╭─ Data records
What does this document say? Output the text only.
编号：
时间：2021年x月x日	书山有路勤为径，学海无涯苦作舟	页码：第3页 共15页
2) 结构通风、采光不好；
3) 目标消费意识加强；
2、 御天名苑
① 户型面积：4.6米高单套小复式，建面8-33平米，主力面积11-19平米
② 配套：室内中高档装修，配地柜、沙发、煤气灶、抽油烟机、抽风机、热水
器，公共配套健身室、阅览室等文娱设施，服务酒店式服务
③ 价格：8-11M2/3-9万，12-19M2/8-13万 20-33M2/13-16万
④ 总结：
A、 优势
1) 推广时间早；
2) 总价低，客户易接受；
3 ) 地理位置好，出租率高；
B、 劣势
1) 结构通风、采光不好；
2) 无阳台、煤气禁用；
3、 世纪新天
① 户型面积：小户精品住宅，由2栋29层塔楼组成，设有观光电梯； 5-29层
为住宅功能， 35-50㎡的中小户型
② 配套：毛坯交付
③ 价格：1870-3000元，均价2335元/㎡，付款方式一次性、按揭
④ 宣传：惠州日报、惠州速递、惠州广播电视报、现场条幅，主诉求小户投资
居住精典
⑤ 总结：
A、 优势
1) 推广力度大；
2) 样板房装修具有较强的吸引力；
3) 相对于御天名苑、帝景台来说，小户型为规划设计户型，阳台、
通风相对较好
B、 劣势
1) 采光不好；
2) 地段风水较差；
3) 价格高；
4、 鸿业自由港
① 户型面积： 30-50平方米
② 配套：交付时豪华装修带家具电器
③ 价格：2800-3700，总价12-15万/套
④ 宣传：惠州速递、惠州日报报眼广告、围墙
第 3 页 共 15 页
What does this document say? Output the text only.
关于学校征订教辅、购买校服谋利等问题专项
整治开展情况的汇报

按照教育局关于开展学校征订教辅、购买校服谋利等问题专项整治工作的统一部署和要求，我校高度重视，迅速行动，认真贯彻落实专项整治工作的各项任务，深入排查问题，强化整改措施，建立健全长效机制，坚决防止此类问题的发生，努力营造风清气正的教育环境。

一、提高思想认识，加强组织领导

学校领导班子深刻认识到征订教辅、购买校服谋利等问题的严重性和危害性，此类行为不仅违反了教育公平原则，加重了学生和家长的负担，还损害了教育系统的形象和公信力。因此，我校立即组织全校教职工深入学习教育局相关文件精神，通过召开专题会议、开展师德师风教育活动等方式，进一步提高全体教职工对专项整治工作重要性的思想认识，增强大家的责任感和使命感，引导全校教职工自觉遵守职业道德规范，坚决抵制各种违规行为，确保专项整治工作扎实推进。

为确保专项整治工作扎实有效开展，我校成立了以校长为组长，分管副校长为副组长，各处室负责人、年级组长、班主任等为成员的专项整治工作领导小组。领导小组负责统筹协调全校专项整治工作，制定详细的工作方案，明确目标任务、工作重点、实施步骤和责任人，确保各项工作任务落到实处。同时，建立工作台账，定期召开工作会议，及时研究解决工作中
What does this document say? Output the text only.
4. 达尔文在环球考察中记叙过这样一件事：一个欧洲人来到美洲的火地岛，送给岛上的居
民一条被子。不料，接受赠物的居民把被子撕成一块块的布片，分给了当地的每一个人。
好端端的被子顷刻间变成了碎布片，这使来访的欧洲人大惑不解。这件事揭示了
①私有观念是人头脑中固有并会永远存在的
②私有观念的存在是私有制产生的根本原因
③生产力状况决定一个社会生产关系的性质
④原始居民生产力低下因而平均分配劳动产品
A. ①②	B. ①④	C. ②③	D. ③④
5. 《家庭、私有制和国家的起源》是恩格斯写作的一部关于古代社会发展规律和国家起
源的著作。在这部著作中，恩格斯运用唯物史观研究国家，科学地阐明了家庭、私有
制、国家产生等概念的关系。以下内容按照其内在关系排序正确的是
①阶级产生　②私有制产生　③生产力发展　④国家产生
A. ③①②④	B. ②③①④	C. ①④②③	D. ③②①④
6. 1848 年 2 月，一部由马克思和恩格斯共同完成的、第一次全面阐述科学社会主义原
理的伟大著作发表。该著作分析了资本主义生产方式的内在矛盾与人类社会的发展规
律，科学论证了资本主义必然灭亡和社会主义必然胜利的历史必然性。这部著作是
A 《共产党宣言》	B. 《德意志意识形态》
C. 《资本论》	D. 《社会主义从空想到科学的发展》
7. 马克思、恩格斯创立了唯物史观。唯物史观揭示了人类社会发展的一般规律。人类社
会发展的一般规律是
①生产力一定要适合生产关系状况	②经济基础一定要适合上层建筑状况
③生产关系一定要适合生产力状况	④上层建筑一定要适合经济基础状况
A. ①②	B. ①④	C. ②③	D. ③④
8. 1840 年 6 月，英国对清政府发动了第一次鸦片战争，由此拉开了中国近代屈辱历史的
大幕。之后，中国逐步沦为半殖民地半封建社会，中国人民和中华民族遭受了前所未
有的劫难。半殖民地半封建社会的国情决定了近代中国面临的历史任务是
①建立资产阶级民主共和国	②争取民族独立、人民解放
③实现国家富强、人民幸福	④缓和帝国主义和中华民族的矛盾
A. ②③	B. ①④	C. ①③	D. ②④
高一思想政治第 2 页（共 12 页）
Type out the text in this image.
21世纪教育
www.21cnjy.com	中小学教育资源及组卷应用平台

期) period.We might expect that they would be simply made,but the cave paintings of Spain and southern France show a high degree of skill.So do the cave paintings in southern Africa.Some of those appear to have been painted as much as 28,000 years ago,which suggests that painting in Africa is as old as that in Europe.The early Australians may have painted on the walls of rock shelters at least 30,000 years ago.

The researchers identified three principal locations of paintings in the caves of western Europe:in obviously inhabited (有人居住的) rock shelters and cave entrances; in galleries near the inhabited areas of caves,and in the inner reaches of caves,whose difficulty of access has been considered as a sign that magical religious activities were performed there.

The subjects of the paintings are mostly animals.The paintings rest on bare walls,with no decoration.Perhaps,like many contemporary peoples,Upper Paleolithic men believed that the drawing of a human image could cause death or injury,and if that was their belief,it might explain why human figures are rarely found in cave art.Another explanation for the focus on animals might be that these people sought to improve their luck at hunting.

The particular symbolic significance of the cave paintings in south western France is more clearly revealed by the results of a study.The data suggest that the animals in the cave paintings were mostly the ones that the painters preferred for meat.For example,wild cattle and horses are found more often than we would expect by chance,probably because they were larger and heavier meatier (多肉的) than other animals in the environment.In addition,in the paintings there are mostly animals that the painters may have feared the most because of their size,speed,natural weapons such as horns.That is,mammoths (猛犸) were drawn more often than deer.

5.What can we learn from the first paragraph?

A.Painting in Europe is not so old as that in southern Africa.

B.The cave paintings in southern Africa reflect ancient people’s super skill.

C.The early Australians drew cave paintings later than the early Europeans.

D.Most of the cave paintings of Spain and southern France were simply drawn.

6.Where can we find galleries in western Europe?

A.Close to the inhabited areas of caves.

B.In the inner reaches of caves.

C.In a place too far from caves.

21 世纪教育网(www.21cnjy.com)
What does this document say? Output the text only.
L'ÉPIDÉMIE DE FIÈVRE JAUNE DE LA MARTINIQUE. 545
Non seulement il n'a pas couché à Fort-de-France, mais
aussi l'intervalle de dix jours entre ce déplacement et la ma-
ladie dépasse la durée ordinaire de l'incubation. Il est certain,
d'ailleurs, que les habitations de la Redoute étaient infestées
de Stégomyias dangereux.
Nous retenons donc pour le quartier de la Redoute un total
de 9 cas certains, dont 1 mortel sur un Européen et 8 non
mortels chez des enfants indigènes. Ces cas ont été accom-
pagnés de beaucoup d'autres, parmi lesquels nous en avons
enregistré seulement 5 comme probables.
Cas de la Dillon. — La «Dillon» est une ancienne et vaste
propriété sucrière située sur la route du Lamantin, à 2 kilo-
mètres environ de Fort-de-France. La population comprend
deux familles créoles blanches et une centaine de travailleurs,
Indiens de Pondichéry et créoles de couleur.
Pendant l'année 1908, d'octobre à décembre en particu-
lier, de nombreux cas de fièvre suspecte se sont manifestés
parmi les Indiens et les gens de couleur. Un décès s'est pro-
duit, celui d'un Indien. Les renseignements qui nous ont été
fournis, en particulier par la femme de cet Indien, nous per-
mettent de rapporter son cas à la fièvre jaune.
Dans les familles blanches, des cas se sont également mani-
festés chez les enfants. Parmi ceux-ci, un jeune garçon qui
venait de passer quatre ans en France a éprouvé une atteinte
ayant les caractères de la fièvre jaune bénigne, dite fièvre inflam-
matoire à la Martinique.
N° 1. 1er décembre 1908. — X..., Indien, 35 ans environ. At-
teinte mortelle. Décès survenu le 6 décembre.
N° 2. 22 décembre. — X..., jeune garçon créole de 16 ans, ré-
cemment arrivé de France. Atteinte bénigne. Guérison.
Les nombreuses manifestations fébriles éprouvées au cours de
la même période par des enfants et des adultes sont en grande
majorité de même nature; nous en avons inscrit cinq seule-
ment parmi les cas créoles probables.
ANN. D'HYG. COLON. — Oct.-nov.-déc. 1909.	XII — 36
╰─
What is expected => Pull every line containing "créoles" out of the data above.

Exercise result =>
deux familles créoles blanches et une centaine de travailleurs,
Indiens de Pondichéry et créoles de couleur.
ment parmi les cas créoles probables.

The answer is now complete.